Data listing
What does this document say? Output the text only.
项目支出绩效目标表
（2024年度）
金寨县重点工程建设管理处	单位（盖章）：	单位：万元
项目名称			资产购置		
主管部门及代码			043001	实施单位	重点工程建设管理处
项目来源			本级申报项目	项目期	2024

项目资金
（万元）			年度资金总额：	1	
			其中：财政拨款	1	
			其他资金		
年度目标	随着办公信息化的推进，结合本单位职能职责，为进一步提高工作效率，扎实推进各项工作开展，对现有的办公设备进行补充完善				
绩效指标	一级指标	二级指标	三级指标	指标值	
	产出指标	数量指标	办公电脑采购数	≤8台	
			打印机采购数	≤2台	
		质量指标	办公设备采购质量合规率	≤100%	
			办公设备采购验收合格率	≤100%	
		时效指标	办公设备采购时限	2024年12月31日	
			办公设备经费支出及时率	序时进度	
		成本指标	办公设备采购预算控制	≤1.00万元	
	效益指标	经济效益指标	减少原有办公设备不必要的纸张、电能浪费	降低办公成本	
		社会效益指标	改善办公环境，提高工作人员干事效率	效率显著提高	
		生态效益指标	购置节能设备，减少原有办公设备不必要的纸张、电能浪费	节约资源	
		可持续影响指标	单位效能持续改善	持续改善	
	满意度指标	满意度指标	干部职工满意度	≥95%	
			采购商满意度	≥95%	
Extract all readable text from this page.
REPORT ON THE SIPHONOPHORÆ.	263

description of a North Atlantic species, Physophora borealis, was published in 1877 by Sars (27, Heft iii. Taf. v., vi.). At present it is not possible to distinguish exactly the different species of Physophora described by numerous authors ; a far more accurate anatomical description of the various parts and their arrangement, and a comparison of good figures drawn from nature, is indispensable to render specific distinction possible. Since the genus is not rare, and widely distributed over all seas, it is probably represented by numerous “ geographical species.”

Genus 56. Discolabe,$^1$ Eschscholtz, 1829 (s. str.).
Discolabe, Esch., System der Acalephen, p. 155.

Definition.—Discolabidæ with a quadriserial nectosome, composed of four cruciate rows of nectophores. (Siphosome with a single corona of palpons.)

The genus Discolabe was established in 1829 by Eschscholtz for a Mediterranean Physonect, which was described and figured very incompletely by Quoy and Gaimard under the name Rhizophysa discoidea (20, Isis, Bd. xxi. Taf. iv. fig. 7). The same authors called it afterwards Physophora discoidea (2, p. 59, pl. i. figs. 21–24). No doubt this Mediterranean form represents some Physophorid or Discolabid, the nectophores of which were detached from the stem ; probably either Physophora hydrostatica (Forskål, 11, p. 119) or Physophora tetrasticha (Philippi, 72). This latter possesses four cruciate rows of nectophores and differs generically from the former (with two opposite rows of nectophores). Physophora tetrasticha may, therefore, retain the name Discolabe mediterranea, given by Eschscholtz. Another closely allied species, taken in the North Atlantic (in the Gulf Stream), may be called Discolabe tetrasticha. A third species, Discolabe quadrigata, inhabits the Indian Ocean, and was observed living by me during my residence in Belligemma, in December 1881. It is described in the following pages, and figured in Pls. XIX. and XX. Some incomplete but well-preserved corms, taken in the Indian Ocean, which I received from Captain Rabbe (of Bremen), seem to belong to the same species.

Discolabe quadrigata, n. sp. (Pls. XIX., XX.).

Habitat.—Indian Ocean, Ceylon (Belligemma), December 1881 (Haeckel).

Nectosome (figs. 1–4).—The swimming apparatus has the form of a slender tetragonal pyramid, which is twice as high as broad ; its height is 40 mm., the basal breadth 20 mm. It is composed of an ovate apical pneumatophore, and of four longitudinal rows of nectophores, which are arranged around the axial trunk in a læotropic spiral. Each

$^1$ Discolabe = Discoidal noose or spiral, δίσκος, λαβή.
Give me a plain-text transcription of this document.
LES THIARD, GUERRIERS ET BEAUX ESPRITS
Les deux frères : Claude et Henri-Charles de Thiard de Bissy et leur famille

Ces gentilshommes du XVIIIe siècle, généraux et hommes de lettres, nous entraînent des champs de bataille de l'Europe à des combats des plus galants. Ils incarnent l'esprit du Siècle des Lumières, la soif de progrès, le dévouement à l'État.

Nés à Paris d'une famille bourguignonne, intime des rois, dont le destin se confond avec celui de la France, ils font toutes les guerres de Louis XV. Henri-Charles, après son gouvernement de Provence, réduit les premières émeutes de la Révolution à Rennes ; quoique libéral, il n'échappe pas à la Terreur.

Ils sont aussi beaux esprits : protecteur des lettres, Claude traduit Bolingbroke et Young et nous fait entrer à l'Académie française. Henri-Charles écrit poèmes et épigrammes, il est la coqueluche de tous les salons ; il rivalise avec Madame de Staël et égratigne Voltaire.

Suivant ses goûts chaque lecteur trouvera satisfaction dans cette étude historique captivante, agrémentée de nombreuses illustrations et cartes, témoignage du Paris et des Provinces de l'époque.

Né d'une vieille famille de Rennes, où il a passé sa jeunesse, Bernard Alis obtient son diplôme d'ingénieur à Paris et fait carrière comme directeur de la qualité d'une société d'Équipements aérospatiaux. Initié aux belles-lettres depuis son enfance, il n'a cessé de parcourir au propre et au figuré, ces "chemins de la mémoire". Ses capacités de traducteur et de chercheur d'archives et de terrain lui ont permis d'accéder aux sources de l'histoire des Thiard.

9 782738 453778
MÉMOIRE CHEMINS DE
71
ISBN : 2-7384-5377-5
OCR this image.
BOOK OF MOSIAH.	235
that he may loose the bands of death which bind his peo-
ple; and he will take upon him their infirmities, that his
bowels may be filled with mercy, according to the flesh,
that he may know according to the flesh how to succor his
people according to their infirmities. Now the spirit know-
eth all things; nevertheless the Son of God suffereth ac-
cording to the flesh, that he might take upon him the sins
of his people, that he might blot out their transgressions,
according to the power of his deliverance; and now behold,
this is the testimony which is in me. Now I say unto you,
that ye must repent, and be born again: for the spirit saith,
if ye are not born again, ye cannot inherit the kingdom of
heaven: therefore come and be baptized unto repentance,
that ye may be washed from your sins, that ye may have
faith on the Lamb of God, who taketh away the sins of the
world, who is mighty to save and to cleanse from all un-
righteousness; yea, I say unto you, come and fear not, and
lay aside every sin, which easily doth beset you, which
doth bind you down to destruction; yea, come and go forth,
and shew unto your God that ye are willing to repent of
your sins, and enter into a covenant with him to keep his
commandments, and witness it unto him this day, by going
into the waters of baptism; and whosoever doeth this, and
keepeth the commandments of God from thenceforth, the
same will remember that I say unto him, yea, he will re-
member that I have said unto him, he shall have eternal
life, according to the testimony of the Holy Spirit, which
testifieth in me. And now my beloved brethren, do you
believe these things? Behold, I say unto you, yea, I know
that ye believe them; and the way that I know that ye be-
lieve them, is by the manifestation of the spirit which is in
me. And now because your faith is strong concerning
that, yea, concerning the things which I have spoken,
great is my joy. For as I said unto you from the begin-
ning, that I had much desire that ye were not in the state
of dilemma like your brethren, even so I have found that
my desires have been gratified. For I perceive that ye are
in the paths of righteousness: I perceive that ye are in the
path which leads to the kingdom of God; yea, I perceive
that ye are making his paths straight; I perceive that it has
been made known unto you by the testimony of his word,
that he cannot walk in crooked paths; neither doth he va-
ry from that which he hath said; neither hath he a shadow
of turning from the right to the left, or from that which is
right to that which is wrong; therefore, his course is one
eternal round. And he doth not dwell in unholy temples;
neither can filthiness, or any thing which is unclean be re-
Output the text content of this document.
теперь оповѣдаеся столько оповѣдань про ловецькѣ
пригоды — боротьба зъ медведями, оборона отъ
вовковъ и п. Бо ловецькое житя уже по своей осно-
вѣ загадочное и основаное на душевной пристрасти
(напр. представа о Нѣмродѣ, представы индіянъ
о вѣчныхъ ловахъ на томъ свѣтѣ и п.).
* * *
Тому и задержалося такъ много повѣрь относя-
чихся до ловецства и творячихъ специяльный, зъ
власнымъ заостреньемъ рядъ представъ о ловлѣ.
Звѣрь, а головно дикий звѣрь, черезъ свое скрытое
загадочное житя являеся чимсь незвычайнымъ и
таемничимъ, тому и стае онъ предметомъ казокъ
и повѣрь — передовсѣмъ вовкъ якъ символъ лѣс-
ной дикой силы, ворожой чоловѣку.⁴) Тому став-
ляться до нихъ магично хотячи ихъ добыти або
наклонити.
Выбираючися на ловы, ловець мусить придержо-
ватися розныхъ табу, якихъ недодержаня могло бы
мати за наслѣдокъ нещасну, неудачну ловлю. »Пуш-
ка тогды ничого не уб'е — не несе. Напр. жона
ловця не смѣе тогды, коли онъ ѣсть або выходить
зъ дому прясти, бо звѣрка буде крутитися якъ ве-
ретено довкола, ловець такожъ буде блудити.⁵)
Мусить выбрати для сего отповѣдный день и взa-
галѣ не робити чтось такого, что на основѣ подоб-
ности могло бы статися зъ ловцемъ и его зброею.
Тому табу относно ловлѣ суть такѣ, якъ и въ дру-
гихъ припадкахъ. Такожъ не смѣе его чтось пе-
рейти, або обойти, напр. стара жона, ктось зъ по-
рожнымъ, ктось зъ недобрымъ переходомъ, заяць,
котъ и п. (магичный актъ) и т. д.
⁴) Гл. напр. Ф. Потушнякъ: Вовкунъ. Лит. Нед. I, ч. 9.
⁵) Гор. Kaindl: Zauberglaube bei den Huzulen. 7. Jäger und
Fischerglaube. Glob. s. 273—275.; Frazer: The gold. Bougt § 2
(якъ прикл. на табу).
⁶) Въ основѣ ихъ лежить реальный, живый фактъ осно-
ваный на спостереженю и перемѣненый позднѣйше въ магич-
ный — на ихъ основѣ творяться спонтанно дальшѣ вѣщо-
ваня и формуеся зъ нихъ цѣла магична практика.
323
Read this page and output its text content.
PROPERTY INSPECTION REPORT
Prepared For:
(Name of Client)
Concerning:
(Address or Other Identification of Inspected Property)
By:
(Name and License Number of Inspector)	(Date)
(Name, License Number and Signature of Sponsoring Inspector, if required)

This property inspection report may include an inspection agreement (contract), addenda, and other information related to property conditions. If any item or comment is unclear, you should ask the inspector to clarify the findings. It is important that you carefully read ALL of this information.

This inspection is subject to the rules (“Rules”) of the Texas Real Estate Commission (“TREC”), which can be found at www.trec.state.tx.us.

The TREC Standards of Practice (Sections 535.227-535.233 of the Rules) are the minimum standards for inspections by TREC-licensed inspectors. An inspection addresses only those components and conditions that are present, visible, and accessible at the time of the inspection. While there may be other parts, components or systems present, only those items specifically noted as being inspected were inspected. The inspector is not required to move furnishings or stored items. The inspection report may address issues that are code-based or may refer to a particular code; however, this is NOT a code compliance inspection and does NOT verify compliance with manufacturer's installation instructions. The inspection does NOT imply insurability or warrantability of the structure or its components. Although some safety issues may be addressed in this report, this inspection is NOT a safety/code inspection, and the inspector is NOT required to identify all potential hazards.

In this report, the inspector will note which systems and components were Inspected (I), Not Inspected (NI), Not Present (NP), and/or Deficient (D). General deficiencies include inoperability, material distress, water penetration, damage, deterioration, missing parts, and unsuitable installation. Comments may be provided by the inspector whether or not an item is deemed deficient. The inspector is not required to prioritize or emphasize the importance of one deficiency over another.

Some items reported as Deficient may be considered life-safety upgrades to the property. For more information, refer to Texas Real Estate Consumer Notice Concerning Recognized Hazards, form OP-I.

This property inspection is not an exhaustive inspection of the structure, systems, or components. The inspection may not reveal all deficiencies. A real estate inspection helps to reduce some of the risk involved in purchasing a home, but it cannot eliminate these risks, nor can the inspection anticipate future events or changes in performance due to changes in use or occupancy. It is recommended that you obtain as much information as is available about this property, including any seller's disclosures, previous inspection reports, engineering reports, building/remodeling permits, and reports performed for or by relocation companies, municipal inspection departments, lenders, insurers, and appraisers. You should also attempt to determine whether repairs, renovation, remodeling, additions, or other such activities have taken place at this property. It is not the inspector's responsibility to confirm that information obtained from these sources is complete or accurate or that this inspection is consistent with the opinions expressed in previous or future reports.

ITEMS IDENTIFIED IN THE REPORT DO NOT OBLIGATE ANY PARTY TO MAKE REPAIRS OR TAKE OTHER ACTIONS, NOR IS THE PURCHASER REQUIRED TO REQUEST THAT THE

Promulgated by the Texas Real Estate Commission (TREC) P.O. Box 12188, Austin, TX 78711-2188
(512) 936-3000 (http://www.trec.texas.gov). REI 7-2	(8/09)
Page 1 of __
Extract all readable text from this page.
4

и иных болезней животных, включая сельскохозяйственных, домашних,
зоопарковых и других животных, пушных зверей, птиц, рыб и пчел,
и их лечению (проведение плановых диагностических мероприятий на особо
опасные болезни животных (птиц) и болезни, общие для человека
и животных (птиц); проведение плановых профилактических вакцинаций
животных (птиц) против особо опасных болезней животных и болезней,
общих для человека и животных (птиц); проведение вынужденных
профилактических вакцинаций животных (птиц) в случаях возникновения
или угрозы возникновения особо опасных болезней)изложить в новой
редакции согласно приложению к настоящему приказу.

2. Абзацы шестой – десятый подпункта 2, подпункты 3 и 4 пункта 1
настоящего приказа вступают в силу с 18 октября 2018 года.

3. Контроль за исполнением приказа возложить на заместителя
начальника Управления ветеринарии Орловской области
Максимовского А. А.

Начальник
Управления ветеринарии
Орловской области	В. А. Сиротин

Exercise details
Identify the lines in the records above that contain the word "document", then state how many there are and nothing more.

Reply to the exercise
3